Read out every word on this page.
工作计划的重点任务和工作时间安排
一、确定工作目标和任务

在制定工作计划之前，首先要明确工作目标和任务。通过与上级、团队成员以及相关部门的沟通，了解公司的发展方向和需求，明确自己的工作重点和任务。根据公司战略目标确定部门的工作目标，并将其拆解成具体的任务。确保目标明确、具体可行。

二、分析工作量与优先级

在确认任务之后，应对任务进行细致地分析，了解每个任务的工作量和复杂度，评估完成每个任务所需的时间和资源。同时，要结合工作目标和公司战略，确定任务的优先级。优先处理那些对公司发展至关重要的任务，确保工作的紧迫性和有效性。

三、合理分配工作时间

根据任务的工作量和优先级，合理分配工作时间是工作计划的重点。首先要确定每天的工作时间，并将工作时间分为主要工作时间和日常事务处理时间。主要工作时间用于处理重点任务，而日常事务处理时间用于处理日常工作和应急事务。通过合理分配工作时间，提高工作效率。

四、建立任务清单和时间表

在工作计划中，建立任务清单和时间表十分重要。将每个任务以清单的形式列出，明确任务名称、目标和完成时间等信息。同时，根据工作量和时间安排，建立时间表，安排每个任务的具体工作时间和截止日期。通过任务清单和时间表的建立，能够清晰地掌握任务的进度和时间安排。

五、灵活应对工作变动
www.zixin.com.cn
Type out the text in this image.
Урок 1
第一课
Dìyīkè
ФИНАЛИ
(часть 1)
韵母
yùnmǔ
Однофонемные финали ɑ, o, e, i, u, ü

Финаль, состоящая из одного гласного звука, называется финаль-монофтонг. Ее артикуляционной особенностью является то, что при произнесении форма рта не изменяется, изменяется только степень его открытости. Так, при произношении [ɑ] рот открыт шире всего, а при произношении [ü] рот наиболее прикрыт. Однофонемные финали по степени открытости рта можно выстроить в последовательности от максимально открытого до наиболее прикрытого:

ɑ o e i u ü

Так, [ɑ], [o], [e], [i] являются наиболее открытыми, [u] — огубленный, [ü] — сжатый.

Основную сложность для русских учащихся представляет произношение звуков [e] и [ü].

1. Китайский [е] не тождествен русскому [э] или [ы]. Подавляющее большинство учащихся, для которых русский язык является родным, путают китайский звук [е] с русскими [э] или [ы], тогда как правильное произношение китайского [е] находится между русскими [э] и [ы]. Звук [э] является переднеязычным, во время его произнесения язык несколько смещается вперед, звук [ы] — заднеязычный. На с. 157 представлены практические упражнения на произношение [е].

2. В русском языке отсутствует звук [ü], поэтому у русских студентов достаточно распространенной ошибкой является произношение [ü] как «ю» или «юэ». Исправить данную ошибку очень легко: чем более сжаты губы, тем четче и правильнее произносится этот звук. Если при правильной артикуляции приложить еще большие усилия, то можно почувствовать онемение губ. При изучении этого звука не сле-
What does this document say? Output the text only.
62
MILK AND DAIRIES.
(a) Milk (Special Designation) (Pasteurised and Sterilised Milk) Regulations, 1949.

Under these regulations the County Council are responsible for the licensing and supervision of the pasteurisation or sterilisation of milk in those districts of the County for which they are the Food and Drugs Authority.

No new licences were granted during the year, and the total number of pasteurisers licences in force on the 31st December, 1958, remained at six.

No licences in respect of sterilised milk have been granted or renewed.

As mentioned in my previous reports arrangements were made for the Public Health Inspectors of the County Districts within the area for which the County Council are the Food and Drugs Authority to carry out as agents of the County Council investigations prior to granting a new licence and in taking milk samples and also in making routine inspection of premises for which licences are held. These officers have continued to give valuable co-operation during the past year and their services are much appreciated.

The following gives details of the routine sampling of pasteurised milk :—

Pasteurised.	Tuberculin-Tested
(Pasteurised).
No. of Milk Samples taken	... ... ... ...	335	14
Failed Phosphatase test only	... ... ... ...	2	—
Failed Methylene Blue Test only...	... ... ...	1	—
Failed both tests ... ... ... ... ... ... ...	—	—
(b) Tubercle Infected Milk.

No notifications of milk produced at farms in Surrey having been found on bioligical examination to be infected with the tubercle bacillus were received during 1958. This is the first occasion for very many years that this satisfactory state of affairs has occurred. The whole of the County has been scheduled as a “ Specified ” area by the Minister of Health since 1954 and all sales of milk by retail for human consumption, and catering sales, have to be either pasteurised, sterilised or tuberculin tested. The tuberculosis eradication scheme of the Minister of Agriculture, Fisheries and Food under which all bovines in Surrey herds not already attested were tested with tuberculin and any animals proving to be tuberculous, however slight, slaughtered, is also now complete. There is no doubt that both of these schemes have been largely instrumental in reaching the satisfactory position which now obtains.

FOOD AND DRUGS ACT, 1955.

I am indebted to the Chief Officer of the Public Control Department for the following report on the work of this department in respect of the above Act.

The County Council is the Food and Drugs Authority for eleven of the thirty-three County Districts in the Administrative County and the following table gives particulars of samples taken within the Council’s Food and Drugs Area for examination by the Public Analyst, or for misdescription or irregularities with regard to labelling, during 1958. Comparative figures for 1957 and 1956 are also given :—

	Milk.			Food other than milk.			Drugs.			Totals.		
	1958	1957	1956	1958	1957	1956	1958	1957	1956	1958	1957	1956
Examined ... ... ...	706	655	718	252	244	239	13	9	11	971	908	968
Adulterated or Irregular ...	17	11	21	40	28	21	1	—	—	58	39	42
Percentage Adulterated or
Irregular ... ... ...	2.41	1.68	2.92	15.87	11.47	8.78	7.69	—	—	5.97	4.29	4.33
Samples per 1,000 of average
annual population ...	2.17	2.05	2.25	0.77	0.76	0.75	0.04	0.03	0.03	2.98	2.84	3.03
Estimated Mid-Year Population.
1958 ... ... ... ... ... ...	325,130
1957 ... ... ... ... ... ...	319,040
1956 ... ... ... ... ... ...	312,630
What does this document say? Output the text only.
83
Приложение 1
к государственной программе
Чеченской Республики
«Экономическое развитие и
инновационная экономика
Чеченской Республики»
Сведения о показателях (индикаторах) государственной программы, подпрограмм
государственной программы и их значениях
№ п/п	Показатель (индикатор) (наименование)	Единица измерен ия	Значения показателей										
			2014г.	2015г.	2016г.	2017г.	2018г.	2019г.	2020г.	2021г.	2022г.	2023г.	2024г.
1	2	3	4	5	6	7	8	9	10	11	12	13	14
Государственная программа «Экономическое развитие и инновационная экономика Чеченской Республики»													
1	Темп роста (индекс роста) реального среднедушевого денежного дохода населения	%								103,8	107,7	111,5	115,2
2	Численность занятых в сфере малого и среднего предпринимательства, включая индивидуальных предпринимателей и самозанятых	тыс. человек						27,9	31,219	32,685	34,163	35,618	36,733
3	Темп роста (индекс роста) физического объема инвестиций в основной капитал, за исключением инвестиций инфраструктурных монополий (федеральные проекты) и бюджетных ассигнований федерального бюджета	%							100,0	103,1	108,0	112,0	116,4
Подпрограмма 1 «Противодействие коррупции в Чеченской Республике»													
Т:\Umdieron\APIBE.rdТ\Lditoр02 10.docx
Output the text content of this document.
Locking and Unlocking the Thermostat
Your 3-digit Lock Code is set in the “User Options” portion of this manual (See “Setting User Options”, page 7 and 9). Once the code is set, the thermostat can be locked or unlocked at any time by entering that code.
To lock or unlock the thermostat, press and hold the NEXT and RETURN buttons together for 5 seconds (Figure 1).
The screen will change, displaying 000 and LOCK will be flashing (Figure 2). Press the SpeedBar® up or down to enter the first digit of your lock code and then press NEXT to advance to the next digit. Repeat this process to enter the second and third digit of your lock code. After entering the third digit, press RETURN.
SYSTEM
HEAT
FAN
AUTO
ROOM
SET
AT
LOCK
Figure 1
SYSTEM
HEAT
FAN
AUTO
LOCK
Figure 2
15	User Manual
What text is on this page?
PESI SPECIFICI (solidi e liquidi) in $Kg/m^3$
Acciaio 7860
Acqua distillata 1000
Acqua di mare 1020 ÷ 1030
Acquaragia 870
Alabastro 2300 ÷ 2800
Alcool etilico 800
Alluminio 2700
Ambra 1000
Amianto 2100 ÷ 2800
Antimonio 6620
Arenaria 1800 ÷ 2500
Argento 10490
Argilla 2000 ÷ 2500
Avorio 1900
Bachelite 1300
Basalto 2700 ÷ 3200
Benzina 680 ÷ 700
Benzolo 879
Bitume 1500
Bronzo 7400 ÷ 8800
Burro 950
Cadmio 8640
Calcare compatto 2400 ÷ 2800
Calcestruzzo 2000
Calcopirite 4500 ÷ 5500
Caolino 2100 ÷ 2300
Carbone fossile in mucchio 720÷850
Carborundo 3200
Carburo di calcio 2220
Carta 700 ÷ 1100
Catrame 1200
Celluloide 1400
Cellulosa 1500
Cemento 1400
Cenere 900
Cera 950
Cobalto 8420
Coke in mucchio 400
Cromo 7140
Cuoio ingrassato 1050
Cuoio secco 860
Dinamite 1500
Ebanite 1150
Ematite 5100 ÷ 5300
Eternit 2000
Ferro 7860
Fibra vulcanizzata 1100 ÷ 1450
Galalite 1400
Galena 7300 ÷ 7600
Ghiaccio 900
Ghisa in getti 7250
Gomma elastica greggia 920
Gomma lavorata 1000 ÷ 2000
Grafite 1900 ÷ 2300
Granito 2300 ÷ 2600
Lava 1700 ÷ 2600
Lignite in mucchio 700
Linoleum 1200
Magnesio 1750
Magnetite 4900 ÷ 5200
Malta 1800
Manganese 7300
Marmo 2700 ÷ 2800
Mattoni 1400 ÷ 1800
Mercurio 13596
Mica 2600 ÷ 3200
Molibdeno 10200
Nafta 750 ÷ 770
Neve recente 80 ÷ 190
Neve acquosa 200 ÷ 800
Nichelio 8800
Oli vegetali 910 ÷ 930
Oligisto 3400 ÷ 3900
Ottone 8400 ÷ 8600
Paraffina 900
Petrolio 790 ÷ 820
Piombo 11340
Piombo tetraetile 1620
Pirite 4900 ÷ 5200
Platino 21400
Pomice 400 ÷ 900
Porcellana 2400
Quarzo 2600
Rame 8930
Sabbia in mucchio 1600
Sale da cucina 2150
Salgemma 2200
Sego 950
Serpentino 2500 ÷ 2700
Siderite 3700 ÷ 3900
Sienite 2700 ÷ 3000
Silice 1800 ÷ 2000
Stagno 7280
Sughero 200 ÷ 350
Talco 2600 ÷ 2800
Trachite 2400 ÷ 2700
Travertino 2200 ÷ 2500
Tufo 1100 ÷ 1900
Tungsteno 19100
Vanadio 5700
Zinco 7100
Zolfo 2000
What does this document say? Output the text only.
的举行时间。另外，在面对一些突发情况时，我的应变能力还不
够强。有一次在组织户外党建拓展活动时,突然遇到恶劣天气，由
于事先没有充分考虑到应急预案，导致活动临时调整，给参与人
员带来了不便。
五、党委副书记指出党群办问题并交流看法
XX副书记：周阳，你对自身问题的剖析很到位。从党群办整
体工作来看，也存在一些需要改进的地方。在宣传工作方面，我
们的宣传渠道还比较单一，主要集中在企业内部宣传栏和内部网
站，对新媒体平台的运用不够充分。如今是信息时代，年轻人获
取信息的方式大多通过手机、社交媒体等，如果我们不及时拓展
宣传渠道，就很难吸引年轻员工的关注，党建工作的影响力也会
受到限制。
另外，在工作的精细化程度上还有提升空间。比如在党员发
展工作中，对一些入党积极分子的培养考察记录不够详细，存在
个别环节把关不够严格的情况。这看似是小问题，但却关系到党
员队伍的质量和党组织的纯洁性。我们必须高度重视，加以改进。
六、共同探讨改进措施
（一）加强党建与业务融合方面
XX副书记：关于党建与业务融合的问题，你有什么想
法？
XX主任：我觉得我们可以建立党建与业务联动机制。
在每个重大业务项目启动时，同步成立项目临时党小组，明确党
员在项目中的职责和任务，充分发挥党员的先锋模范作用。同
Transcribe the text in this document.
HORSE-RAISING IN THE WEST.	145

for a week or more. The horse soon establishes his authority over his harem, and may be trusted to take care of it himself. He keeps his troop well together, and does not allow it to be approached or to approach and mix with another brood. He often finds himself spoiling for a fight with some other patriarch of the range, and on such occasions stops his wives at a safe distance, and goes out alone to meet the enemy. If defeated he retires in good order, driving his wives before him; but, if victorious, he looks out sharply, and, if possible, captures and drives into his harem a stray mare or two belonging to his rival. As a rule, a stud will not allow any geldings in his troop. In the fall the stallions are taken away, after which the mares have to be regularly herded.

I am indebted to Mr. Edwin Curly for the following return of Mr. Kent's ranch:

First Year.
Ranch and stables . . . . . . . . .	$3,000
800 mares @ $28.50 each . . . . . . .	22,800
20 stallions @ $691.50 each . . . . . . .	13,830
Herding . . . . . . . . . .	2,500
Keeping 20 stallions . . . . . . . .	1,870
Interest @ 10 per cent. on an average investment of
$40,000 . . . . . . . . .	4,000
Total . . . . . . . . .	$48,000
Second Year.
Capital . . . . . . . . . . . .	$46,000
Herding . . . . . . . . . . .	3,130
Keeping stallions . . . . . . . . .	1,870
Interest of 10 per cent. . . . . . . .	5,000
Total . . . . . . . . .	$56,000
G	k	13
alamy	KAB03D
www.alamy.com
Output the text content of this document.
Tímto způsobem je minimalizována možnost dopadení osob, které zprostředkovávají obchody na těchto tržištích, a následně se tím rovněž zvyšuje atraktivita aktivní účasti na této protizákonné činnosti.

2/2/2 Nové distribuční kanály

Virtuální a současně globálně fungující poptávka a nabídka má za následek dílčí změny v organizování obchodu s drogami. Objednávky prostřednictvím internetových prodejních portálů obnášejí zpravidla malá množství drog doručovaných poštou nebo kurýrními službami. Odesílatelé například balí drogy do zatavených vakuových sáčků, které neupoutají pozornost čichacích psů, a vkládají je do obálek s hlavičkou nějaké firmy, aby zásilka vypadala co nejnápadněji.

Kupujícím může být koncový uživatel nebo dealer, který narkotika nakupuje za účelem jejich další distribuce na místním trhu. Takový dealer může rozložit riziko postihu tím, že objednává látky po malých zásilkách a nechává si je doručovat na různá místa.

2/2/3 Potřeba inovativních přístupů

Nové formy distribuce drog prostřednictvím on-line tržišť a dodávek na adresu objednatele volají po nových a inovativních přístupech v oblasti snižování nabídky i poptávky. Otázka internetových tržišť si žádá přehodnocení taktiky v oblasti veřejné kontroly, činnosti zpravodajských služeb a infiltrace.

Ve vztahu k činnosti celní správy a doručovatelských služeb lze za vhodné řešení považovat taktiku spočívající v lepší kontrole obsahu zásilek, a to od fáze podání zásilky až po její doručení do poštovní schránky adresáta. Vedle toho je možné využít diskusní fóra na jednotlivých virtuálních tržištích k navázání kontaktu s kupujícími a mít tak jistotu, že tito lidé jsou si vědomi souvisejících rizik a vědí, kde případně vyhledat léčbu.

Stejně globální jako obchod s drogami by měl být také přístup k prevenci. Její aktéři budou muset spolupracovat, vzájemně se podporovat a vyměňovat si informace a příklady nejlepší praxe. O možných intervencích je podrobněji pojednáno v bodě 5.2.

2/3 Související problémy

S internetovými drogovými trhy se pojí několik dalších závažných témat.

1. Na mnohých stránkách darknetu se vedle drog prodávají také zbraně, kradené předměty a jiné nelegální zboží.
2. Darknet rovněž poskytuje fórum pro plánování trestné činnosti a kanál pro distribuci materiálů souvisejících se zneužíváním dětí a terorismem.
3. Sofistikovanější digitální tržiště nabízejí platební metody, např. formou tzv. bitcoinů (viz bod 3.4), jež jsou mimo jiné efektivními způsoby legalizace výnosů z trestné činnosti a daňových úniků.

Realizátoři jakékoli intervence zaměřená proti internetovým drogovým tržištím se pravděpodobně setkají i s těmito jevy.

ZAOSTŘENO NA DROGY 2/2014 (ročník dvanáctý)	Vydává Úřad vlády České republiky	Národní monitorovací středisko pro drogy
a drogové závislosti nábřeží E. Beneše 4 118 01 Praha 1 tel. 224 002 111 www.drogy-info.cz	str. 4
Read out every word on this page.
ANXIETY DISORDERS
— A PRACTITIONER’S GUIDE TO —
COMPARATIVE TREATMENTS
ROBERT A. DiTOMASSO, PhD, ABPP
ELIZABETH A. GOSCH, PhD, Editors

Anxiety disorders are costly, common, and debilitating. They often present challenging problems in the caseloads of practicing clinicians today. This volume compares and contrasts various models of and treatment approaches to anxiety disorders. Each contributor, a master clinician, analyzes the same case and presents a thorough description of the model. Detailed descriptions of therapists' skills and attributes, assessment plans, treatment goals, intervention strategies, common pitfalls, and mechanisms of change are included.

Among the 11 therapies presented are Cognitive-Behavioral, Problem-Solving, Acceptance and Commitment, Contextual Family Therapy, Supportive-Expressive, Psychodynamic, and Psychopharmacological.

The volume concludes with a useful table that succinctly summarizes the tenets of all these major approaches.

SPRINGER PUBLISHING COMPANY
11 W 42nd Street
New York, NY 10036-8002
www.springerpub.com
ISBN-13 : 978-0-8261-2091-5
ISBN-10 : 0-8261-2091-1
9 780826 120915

- - -

TASK INSTRUCTIONS ▸ Among the entries, how many lines contain the string "indebted"? Give the number without anything else.

ANSWER FOR THE TASK ▸ 2